▶ Exercise prompt:
Convert every line of the records into a Markdown table with the columns Row and Line, numbering each line in order and omitting blank lines.

▶ Material for the task:
____________

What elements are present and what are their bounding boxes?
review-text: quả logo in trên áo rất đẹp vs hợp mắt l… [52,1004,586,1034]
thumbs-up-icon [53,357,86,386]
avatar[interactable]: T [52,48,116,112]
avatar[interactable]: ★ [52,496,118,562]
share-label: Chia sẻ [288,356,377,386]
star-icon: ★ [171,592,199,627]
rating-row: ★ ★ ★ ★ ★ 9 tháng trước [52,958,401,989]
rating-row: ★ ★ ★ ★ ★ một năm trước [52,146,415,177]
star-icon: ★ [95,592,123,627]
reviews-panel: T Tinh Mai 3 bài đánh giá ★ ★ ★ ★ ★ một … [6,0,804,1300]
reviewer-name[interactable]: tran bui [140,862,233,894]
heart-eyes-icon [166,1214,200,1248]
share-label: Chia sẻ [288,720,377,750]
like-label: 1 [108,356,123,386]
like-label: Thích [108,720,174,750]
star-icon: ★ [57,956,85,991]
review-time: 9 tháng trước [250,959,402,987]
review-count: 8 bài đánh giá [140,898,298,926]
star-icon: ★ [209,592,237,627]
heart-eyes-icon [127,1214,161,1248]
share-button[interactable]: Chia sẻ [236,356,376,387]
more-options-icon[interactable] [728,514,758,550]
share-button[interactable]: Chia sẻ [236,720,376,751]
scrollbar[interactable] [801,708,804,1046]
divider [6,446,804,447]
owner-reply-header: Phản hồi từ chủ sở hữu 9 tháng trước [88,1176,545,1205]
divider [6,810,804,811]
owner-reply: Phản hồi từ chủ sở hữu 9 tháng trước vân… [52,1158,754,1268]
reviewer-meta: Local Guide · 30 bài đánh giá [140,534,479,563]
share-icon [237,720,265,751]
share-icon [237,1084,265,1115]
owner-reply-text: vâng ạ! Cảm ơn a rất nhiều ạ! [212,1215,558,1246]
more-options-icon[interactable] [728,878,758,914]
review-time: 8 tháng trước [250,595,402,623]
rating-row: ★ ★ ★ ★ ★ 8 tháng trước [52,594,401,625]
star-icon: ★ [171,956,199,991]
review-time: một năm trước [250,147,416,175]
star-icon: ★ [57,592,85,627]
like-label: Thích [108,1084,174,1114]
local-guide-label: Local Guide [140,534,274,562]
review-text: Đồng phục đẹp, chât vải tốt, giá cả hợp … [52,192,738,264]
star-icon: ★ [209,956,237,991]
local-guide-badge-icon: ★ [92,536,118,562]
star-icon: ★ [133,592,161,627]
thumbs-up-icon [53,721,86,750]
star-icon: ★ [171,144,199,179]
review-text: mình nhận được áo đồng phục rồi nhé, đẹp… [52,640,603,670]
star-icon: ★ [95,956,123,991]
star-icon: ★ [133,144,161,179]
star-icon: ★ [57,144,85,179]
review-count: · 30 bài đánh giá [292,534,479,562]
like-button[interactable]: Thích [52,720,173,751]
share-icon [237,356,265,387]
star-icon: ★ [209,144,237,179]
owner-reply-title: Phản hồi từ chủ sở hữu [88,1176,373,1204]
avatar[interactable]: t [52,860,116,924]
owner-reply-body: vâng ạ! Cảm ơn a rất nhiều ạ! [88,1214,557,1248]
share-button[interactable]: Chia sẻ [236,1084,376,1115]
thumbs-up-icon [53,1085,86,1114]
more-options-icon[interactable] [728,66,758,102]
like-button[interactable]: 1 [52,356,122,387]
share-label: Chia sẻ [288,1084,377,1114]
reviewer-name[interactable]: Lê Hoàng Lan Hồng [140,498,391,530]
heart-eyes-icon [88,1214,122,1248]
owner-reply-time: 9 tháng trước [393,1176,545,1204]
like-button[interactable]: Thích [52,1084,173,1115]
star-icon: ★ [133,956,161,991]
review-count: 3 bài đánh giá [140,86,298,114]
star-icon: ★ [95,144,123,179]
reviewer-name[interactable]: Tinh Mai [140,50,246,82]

____________

▶ Task output:
| Row | Line |
|---|---|
| 1 | What elements are present and what are their bounding boxes? |
| 2 | review-text: quả logo in trên áo rất đẹp vs hợp mắt l… [52,1004,586,1034] |
| 3 | thumbs-up-icon [53,357,86,386] |
| 4 | avatar[interactable]: T [52,48,116,112] |
| 5 | avatar[interactable]: ★ [52,496,118,562] |
| 6 | share-label: Chia sẻ [288,356,377,386] |
| 7 | star-icon: ★ [171,592,199,627] |
| 8 | rating-row: ★ ★ ★ ★ ★ 9 tháng trước [52,958,401,989] |
| 9 | rating-row: ★ ★ ★ ★ ★ một năm trước [52,146,415,177] |
| 10 | star-icon: ★ [95,592,123,627] |
| 11 | reviews-panel: T Tinh Mai 3 bài đánh giá ★ ★ ★ ★ ★ một … [6,0,804,1300] |
| 12 | reviewer-name[interactable]: tran bui [140,862,233,894] |
| 13 | heart-eyes-icon [166,1214,200,1248] |
| 14 | share-label: Chia sẻ [288,720,377,750] |
| 15 | like-label: 1 [108,356,123,386] |
| 16 | like-label: Thích [108,720,174,750] |
| 17 | star-icon: ★ [57,956,85,991] |
| 18 | review-time: 9 tháng trước [250,959,402,987] |
| 19 | review-count: 8 bài đánh giá [140,898,298,926] |
| 20 | star-icon: ★ [209,592,237,627] |
| 21 | heart-eyes-icon [127,1214,161,1248] |
| 22 | share-button[interactable]: Chia sẻ [236,356,376,387] |
| 23 | more-options-icon[interactable] [728,514,758,550] |
| 24 | share-button[interactable]: Chia sẻ [236,720,376,751] |
| 25 | scrollbar[interactable] [801,708,804,1046] |
| 26 | divider [6,446,804,447] |
| 27 | owner-reply-header: Phản hồi từ chủ sở hữu 9 tháng trước [88,1176,545,1205] |
| 28 | divider [6,810,804,811] |
| 29 | owner-reply: Phản hồi từ chủ sở hữu 9 tháng trước vân… [52,1158,754,1268] |
| 30 | reviewer-meta: Local Guide · 30 bài đánh giá [140,534,479,563] |
| 31 | share-icon [237,720,265,751] |
| 32 | share-icon [237,1084,265,1115] |
| 33 | owner-reply-text: vâng ạ! Cảm ơn a rất nhiều ạ! [212,1215,558,1246] |
| 34 | more-options-icon[interactable] [728,878,758,914] |
| 35 | review-time: 8 tháng trước [250,595,402,623] |
| 36 | rating-row: ★ ★ ★ ★ ★ 8 tháng trước [52,594,401,625] |
| 37 | star-icon: ★ [171,956,199,991] |
| 38 | review-time: một năm trước [250,147,416,175] |
| 39 | star-icon: ★ [57,592,85,627] |
| 40 | like-label: Thích [108,1084,174,1114] |
| 41 | local-guide-label: Local Guide [140,534,274,562] |
| 42 | review-text: Đồng phục đẹp, chât vải tốt, giá cả hợp … [52,192,738,264] |
| 43 | star-icon: ★ [209,956,237,991] |
| 44 | local-guide-badge-icon: ★ [92,536,118,562] |
| 45 | star-icon: ★ [133,592,161,627] |
| 46 | thumbs-up-icon [53,721,86,750] |
| 47 | star-icon: ★ [171,144,199,179] |
| 48 | review-text: mình nhận được áo đồng phục rồi nhé, đẹp… [52,640,603,670] |
| 49 | star-icon: ★ [95,956,123,991] |
| 50 | star-icon: ★ [133,144,161,179] |
| 51 | star-icon: ★ [57,144,85,179] |
| 52 | review-count: · 30 bài đánh giá [292,534,479,562] |
| 53 | like-button[interactable]: Thích [52,720,173,751] |
| 54 | share-icon [237,356,265,387] |
| 55 | star-icon: ★ [209,144,237,179] |
| 56 | owner-reply-title: Phản hồi từ chủ sở hữu [88,1176,373,1204] |
| 57 | avatar[interactable]: t [52,860,116,924] |
| 58 | owner-reply-body: vâng ạ! Cảm ơn a rất nhiều ạ! [88,1214,557,1248] |
| 59 | share-button[interactable]: Chia sẻ [236,1084,376,1115] |
| 60 | thumbs-up-icon [53,1085,86,1114] |
| 61 | more-options-icon[interactable] [728,66,758,102] |
| 62 | like-button[interactable]: 1 [52,356,122,387] |
| 63 | share-label: Chia sẻ [288,1084,377,1114] |
| 64 | reviewer-name[interactable]: Lê Hoàng Lan Hồng [140,498,391,530] |
| 65 | heart-eyes-icon [88,1214,122,1248] |
| 66 | owner-reply-time: 9 tháng trước [393,1176,545,1204] |
| 67 | like-button[interactable]: Thích [52,1084,173,1115] |
| 68 | star-icon: ★ [133,956,161,991] |
| 69 | review-count: 3 bài đánh giá [140,86,298,114] |
| 70 | star-icon: ★ [95,144,123,179] |
| 71 | reviewer-name[interactable]: Tinh Mai [140,50,246,82] |